**Problem**
Identify every line in the records below that contains the word "Smoothing", and copy each of those lines.

**The records**

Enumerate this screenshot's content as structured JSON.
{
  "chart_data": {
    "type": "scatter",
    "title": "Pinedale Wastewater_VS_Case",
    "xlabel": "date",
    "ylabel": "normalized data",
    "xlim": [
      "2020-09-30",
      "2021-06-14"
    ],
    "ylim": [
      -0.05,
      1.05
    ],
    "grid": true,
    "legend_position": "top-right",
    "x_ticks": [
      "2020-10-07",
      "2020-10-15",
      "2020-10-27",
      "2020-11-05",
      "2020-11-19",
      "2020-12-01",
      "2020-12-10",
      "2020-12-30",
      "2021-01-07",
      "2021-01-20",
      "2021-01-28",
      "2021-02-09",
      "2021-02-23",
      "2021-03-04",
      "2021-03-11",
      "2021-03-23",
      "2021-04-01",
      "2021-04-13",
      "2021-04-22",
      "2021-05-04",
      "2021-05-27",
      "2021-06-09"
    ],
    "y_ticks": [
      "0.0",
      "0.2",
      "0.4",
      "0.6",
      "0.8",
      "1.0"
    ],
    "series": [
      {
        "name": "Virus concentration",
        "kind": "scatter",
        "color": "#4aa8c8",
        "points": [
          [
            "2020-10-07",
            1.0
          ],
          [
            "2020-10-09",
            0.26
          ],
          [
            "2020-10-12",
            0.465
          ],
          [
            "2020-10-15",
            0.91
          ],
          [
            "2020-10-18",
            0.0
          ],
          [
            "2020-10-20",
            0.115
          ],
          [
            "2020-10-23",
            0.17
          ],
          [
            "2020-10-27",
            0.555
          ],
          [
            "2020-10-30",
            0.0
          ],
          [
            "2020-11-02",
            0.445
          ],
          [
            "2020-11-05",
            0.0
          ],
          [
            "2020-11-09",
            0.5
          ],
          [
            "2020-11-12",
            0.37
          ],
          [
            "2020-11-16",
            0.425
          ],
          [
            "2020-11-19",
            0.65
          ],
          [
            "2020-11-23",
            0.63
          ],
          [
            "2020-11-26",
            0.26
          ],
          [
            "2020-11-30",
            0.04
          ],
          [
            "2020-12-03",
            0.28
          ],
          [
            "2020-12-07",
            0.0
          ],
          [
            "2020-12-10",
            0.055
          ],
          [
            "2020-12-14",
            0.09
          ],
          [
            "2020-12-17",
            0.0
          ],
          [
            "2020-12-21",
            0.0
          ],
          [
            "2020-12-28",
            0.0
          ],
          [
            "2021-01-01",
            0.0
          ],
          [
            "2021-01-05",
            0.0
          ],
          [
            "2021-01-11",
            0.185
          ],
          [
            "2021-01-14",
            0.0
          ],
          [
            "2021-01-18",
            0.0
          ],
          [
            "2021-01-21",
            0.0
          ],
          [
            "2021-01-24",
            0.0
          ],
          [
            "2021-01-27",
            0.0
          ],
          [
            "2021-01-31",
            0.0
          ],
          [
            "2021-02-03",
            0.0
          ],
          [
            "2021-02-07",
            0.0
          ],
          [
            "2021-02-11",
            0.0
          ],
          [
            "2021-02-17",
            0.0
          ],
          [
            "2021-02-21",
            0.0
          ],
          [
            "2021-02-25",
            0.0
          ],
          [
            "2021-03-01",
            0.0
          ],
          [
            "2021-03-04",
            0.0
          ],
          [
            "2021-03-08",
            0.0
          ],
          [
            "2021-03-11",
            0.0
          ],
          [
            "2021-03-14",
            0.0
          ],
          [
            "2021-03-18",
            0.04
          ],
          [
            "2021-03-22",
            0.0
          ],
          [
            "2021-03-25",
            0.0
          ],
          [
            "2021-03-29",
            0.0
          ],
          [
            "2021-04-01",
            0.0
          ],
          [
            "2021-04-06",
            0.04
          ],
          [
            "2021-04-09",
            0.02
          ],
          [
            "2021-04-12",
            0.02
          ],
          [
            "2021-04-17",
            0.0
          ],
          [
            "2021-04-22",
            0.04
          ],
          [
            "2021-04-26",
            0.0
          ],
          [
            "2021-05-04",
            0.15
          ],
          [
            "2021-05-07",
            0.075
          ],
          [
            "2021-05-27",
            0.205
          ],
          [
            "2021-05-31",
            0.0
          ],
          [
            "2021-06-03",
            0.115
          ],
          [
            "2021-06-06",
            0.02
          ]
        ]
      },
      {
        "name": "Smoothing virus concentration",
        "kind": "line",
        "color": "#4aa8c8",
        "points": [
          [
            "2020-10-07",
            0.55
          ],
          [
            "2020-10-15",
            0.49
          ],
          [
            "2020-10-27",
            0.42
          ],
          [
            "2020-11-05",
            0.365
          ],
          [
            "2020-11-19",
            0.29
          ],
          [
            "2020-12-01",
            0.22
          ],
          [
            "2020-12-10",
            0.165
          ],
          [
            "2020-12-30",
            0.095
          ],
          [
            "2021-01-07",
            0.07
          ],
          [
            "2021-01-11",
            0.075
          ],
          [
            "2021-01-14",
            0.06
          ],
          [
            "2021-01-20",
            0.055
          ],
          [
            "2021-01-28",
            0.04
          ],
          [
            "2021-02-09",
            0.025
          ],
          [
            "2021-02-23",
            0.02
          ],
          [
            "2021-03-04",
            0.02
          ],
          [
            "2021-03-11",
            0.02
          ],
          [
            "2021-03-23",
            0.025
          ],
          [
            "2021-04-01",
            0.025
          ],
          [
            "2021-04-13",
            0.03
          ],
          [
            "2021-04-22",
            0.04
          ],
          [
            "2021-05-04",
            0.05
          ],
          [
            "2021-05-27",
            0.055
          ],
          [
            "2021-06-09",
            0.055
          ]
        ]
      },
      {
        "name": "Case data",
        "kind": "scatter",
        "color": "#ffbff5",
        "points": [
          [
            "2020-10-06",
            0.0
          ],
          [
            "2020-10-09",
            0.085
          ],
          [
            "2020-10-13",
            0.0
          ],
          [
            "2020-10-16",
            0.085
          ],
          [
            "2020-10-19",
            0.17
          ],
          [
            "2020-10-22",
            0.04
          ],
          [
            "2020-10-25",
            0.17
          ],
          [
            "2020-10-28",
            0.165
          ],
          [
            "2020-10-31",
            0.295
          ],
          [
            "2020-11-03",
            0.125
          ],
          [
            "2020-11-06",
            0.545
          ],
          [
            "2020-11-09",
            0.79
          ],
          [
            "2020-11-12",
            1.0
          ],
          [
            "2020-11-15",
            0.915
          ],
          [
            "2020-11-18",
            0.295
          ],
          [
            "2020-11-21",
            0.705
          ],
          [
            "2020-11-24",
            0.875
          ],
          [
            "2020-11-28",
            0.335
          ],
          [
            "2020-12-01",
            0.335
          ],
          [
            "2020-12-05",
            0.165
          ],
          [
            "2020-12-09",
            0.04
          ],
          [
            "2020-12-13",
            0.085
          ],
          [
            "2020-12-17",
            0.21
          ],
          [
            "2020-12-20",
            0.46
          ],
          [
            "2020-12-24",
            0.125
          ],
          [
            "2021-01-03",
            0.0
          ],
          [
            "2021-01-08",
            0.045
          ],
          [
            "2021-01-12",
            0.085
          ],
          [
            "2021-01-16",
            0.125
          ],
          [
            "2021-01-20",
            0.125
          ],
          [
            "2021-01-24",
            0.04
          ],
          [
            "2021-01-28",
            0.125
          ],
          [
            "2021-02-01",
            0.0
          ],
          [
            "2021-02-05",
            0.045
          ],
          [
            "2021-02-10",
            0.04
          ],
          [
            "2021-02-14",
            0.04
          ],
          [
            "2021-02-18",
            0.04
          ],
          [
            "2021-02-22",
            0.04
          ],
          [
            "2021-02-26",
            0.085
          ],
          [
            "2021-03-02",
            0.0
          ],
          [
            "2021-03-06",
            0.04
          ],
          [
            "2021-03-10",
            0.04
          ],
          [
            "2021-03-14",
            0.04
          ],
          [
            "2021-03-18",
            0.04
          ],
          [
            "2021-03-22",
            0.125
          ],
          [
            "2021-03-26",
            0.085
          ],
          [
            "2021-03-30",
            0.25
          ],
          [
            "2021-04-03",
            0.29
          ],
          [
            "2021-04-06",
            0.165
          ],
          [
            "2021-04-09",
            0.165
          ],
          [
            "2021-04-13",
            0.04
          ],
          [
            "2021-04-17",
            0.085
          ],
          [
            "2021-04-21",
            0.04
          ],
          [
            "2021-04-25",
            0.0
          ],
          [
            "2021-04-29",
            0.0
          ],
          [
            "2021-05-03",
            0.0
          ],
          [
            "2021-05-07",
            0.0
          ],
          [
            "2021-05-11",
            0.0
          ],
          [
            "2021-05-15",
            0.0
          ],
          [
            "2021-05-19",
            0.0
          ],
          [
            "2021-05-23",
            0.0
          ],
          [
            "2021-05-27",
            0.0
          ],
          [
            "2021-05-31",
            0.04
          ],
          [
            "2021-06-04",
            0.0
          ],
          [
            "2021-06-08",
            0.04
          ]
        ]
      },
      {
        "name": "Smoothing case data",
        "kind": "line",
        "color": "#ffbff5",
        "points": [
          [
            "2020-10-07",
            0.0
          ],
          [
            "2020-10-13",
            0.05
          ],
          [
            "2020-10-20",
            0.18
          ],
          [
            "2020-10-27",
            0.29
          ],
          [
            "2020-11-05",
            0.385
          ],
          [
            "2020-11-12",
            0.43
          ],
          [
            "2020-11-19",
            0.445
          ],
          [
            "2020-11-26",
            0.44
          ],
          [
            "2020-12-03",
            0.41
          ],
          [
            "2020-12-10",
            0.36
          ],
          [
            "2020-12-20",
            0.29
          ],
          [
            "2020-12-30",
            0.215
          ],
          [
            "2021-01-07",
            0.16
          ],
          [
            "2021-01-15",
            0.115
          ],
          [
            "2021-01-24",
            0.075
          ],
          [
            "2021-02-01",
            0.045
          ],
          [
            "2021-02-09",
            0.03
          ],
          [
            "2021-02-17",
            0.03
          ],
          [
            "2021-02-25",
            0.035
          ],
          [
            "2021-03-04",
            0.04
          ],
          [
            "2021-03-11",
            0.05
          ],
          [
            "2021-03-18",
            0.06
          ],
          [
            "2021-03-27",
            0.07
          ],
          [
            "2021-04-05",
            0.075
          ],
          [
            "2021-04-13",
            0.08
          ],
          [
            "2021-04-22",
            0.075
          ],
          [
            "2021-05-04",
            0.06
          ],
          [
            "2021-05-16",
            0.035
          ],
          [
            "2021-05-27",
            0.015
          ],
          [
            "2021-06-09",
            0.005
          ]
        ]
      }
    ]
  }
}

**Exercise result**
        "name": "Smoothing virus concentration",
        "name": "Smoothing case data",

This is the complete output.